** Short problem **
Your task is to retype each line of the data below exactly.

[Records]
____
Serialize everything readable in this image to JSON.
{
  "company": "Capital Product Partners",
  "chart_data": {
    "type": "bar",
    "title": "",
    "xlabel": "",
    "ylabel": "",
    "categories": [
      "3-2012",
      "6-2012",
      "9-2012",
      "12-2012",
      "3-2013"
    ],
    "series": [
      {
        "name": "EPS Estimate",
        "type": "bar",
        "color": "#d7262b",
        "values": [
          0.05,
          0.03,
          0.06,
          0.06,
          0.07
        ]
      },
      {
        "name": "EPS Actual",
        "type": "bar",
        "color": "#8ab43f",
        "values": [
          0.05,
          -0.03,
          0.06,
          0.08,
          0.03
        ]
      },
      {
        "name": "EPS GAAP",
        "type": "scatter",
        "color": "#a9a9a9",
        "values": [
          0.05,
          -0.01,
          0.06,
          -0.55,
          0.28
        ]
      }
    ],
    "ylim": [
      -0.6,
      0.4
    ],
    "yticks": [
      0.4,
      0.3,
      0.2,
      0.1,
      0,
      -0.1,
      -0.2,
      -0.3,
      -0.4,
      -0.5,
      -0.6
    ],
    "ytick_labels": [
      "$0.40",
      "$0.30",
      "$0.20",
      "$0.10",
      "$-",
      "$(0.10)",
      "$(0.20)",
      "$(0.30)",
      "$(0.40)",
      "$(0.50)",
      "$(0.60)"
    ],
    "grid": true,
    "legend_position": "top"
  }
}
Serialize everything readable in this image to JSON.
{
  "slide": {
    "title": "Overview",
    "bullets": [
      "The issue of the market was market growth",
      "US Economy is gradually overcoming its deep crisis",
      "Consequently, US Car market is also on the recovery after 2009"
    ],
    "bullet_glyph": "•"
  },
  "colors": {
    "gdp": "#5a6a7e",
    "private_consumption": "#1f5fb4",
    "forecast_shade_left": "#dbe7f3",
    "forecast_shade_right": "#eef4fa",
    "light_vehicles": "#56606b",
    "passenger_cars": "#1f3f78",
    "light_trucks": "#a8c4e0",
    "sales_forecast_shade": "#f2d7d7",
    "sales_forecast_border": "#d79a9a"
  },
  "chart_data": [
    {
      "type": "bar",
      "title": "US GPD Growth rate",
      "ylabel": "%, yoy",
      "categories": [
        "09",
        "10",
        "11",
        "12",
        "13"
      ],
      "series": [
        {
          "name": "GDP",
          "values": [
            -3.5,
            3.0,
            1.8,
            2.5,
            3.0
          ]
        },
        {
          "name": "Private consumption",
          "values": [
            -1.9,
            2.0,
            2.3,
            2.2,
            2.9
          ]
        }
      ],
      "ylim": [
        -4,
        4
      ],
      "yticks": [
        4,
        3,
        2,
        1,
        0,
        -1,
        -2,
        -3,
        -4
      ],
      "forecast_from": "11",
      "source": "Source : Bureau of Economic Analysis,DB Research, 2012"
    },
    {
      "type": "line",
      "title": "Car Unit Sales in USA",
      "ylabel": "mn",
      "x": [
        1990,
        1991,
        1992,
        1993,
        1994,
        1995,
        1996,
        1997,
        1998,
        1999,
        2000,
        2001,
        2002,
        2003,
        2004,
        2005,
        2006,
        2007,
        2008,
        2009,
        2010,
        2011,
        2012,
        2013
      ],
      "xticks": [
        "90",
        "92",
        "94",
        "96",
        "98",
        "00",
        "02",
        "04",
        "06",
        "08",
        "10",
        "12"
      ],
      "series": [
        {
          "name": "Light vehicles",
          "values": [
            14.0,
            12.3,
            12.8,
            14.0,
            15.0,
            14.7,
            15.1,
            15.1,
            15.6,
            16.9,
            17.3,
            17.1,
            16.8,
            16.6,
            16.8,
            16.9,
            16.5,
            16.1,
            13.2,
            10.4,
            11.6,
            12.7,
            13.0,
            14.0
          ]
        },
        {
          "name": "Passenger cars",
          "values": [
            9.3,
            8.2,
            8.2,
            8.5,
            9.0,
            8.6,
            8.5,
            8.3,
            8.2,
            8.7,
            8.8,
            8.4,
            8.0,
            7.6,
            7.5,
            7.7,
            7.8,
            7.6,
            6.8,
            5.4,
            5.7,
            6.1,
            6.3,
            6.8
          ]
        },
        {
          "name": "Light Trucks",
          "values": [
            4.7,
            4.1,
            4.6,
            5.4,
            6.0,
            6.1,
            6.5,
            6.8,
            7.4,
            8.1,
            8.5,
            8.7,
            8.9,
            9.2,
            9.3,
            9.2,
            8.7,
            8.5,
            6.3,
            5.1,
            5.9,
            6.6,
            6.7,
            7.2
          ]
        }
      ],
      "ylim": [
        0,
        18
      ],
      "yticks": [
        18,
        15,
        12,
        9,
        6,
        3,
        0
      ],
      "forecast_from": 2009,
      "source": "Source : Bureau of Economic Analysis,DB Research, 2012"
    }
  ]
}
____
** Worked answer **
Serialize everything readable in this image to JSON.
{
  "company": "Capital Product Partners",
  "chart_data": {
    "type": "bar",
    "title": "",
    "xlabel": "",
    "ylabel": "",
    "categories": [
      "3-2012",
      "6-2012",
      "9-2012",
      "12-2012",
      "3-2013"
    ],
    "series": [
      {
        "name": "EPS Estimate",
        "type": "bar",
        "color": "#d7262b",
        "values": [
          0.05,
          0.03,
          0.06,
          0.06,
          0.07
        ]
      },
      {
        "name": "EPS Actual",
        "type": "bar",
        "color": "#8ab43f",
        "values": [
          0.05,
          -0.03,
          0.06,
          0.08,
          0.03
        ]
      },
      {
        "name": "EPS GAAP",
        "type": "scatter",
        "color": "#a9a9a9",
        "values": [
          0.05,
          -0.01,
          0.06,
          -0.55,
          0.28
        ]
      }
    ],
    "ylim": [
      -0.6,
      0.4
    ],
    "yticks": [
      0.4,
      0.3,
      0.2,
      0.1,
      0,
      -0.1,
      -0.2,
      -0.3,
      -0.4,
      -0.5,
      -0.6
    ],
    "ytick_labels": [
      "$0.40",
      "$0.30",
      "$0.20",
      "$0.10",
      "$-",
      "$(0.10)",
      "$(0.20)",
      "$(0.30)",
      "$(0.40)",
      "$(0.50)",
      "$(0.60)"
    ],
    "grid": true,
    "legend_position": "top"
  }
}
Serialize everything readable in this image to JSON.
{
  "slide": {
    "title": "Overview",
    "bullets": [
      "The issue of the market was market growth",
      "US Economy is gradually overcoming its deep crisis",
      "Consequently, US Car market is also on the recovery after 2009"
    ],
    "bullet_glyph": "•"
  },
  "colors": {
    "gdp": "#5a6a7e",
    "private_consumption": "#1f5fb4",
    "forecast_shade_left": "#dbe7f3",
    "forecast_shade_right": "#eef4fa",
    "light_vehicles": "#56606b",
    "passenger_cars": "#1f3f78",
    "light_trucks": "#a8c4e0",
    "sales_forecast_shade": "#f2d7d7",
    "sales_forecast_border": "#d79a9a"
  },
  "chart_data": [
    {
      "type": "bar",
      "title": "US GPD Growth rate",
      "ylabel": "%, yoy",
      "categories": [
        "09",
        "10",
        "11",
        "12",
        "13"
      ],
      "series": [
        {
          "name": "GDP",
          "values": [
            -3.5,
            3.0,
            1.8,
            2.5,
            3.0
          ]
        },
        {
          "name": "Private consumption",
          "values": [
            -1.9,
            2.0,
            2.3,
            2.2,
            2.9
          ]
        }
      ],
      "ylim": [
        -4,
        4
      ],
      "yticks": [
        4,
        3,
        2,
        1,
        0,
        -1,
        -2,
        -3,
        -4
      ],
      "forecast_from": "11",
      "source": "Source : Bureau of Economic Analysis,DB Research, 2012"
    },
    {
      "type": "line",
      "title": "Car Unit Sales in USA",
      "ylabel": "mn",
      "x": [
        1990,
        1991,
        1992,
        1993,
        1994,
        1995,
        1996,
        1997,
        1998,
        1999,
        2000,
        2001,
        2002,
        2003,
        2004,
        2005,
        2006,
        2007,
        2008,
        2009,
        2010,
        2011,
        2012,
        2013
      ],
      "xticks": [
        "90",
        "92",
        "94",
        "96",
        "98",
        "00",
        "02",
        "04",
        "06",
        "08",
        "10",
        "12"
      ],
      "series": [
        {
          "name": "Light vehicles",
          "values": [
            14.0,
            12.3,
            12.8,
            14.0,
            15.0,
            14.7,
            15.1,
            15.1,
            15.6,
            16.9,
            17.3,
            17.1,
            16.8,
            16.6,
            16.8,
            16.9,
            16.5,
            16.1,
            13.2,
            10.4,
            11.6,
            12.7,
            13.0,
            14.0
          ]
        },
        {
          "name": "Passenger cars",
          "values": [
            9.3,
            8.2,
            8.2,
            8.5,
            9.0,
            8.6,
            8.5,
            8.3,
            8.2,
            8.7,
            8.8,
            8.4,
            8.0,
            7.6,
            7.5,
            7.7,
            7.8,
            7.6,
            6.8,
            5.4,
            5.7,
            6.1,
            6.3,
            6.8
          ]
        },
        {
          "name": "Light Trucks",
          "values": [
            4.7,
            4.1,
            4.6,
            5.4,
            6.0,
            6.1,
            6.5,
            6.8,
            7.4,
            8.1,
            8.5,
            8.7,
            8.9,
            9.2,
            9.3,
            9.2,
            8.7,
            8.5,
            6.3,
            5.1,
            5.9,
            6.6,
            6.7,
            7.2
          ]
        }
      ],
      "ylim": [
        0,
        18
      ],
      "yticks": [
        18,
        15,
        12,
        9,
        6,
        3,
        0
      ],
      "forecast_from": 2009,
      "source": "Source : Bureau of Economic Analysis,DB Research, 2012"
    }
  ]
}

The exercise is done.